Filter the entries for lines with the word "tumor".

=== DATA FOR ANALYSIS ===

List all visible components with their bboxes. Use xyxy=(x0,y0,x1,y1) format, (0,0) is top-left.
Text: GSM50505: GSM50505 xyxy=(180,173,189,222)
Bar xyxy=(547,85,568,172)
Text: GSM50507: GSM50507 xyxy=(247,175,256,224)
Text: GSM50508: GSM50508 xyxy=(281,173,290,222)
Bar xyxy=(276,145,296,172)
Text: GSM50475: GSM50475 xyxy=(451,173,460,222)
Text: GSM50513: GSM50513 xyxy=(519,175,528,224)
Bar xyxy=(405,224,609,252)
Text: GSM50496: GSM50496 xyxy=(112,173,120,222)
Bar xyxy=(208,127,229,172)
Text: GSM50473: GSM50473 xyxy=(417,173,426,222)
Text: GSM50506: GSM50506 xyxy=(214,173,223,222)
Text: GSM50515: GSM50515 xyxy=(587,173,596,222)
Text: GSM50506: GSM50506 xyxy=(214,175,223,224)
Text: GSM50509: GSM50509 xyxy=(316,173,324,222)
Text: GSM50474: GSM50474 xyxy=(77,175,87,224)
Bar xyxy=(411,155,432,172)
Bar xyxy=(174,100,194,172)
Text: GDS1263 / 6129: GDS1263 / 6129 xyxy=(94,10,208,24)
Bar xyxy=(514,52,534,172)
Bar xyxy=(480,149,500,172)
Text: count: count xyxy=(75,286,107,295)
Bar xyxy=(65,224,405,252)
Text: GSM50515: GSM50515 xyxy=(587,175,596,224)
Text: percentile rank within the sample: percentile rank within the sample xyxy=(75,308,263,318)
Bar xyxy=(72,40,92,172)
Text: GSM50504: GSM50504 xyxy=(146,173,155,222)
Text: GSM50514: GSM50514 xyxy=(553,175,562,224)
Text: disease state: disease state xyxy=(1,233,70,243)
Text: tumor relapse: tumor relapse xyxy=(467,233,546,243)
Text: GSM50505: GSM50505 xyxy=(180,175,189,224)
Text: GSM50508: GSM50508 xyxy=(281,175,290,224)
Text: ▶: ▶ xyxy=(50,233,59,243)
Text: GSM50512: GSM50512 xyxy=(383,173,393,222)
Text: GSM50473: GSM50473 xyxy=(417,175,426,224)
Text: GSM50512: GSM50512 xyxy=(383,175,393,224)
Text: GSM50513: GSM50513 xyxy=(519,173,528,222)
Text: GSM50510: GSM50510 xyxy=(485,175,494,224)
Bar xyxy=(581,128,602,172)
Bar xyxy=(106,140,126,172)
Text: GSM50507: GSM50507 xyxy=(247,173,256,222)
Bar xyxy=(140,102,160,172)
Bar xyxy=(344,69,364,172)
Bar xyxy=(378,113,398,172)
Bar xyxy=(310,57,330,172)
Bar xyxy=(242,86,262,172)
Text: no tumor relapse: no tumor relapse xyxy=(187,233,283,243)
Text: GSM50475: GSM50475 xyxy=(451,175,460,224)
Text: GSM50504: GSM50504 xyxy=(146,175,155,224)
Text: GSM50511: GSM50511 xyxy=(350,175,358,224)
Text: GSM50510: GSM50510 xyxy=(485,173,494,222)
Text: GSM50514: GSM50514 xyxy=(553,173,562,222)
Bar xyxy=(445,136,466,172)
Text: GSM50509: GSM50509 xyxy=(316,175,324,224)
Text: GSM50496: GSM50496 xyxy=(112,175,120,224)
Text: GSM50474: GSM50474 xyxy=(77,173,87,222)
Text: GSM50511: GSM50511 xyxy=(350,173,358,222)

===

TASK ANSWER:
Text: tumor relapse: tumor relapse xyxy=(467,233,546,243)
Text: no tumor relapse: no tumor relapse xyxy=(187,233,283,243)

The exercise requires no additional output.